**WHAT TO PRODUCE**
Where the word "Generated" occurs in a line, return that line.

+++ DATA PROVIDED

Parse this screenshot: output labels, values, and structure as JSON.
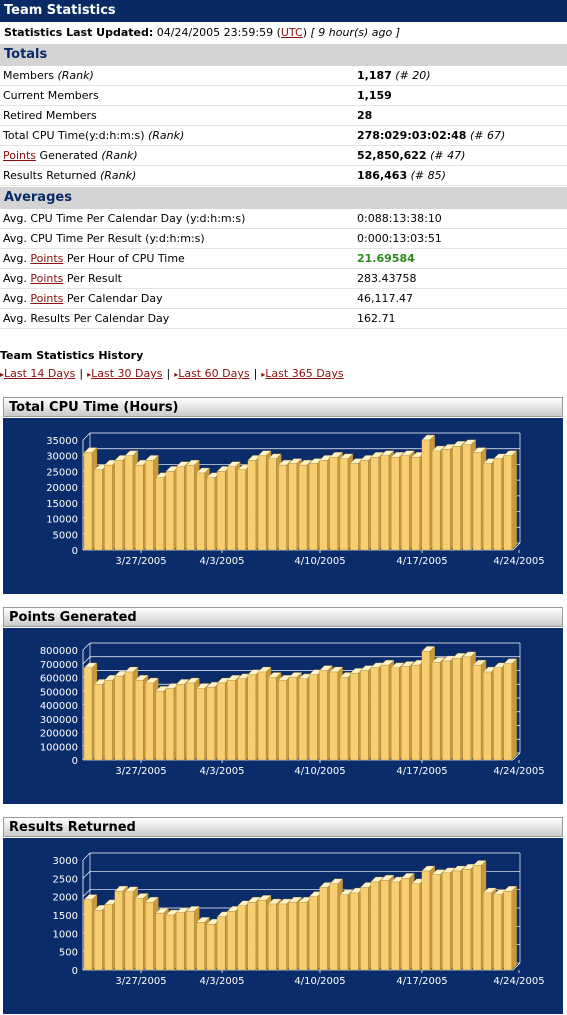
{
  "title": "Team Statistics",
  "updated": {
    "label": "Statistics Last Updated:",
    "datetime": "04/24/2005 23:59:59 (",
    "utc": "UTC",
    "after": ")",
    "ago": "[ 9 hour(s) ago ]"
  },
  "totals": {
    "heading": "Totals",
    "rows": [
      {
        "label": "Members",
        "rank": "(Rank)",
        "value": "1,187",
        "rankval": "(# 20)"
      },
      {
        "label": "Current Members",
        "value": "1,159"
      },
      {
        "label": "Retired Members",
        "value": "28"
      },
      {
        "label": "Total CPU Time(y:d:h:m:s)",
        "rank": "(Rank)",
        "value": "278:029:03:02:48",
        "rankval": "(# 67)"
      },
      {
        "link": "Points",
        "label": " Generated",
        "rank": "(Rank)",
        "value": "52,850,622",
        "rankval": "(# 47)"
      },
      {
        "label": "Results Returned",
        "rank": "(Rank)",
        "value": "186,463",
        "rankval": "(# 85)"
      }
    ]
  },
  "averages": {
    "heading": "Averages",
    "rows": [
      {
        "label": "Avg. CPU Time Per Calendar Day (y:d:h:m:s)",
        "value": "0:088:13:38:10"
      },
      {
        "label": "Avg. CPU Time Per Result (y:d:h:m:s)",
        "value": "0:000:13:03:51"
      },
      {
        "pre": "Avg. ",
        "link": "Points",
        "label": " Per Hour of CPU Time",
        "value": "21.69584"
      },
      {
        "pre": "Avg. ",
        "link": "Points",
        "label": " Per Result",
        "value": "283.43758"
      },
      {
        "pre": "Avg. ",
        "link": "Points",
        "label": " Per Calendar Day",
        "value": "46,117.47"
      },
      {
        "label": "Avg. Results Per Calendar Day",
        "value": "162.71"
      }
    ]
  },
  "history": {
    "title": "Team Statistics History",
    "links": [
      "Last 14 Days",
      "Last 30 Days",
      "Last 60 Days",
      "Last 365 Days"
    ]
  },
  "colors": {
    "navy": "#0a2a66",
    "chart_bg": "#0b2c6b",
    "bar": "#f7cf72",
    "link": "#8b1010",
    "green": "#2a8a1a"
  },
  "chart_data": [
    {
      "type": "bar",
      "title": "Total CPU Time (Hours)",
      "ylim": [
        0,
        35000
      ],
      "yticks": [
        "0",
        "5000",
        "10000",
        "15000",
        "20000",
        "25000",
        "30000",
        "35000"
      ],
      "xticks": [
        "3/27/2005",
        "4/3/2005",
        "4/10/2005",
        "4/17/2005",
        "4/24/2005"
      ],
      "values": [
        31000,
        25500,
        27000,
        28500,
        30000,
        27000,
        28500,
        23000,
        25000,
        26500,
        27000,
        24500,
        23000,
        25000,
        26500,
        25500,
        28500,
        30000,
        29000,
        27000,
        27500,
        27000,
        27500,
        28500,
        29500,
        29000,
        27500,
        28500,
        29500,
        30000,
        29500,
        30000,
        29500,
        35000,
        31500,
        32000,
        33000,
        33500,
        31000,
        27500,
        29000,
        30000
      ]
    },
    {
      "type": "bar",
      "title": "Points Generated",
      "ylim": [
        0,
        800000
      ],
      "yticks": [
        "0",
        "100000",
        "200000",
        "300000",
        "400000",
        "500000",
        "600000",
        "700000",
        "800000"
      ],
      "xticks": [
        "3/27/2005",
        "4/3/2005",
        "4/10/2005",
        "4/17/2005",
        "4/24/2005"
      ],
      "values": [
        670000,
        550000,
        580000,
        610000,
        640000,
        580000,
        560000,
        500000,
        520000,
        550000,
        560000,
        520000,
        530000,
        560000,
        580000,
        590000,
        620000,
        640000,
        600000,
        580000,
        600000,
        590000,
        620000,
        650000,
        640000,
        600000,
        630000,
        650000,
        670000,
        690000,
        670000,
        680000,
        690000,
        790000,
        710000,
        720000,
        740000,
        750000,
        690000,
        640000,
        670000,
        700000
      ]
    },
    {
      "type": "bar",
      "title": "Results Returned",
      "ylim": [
        0,
        3000
      ],
      "yticks": [
        "0",
        "500",
        "1000",
        "1500",
        "2000",
        "2500",
        "3000"
      ],
      "xticks": [
        "3/27/2005",
        "4/3/2005",
        "4/10/2005",
        "4/17/2005",
        "4/24/2005"
      ],
      "values": [
        1920,
        1630,
        1780,
        2150,
        2130,
        1950,
        1850,
        1550,
        1500,
        1560,
        1600,
        1300,
        1250,
        1450,
        1600,
        1750,
        1850,
        1900,
        1800,
        1800,
        1850,
        1850,
        2000,
        2250,
        2350,
        2050,
        2100,
        2250,
        2400,
        2450,
        2400,
        2500,
        2350,
        2700,
        2600,
        2650,
        2700,
        2750,
        2850,
        2100,
        2050,
        2150
      ]
    }
  ]
}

++++++

**PROBLEM SOLUTION**
        "label": " Generated",
      "title": "Points Generated",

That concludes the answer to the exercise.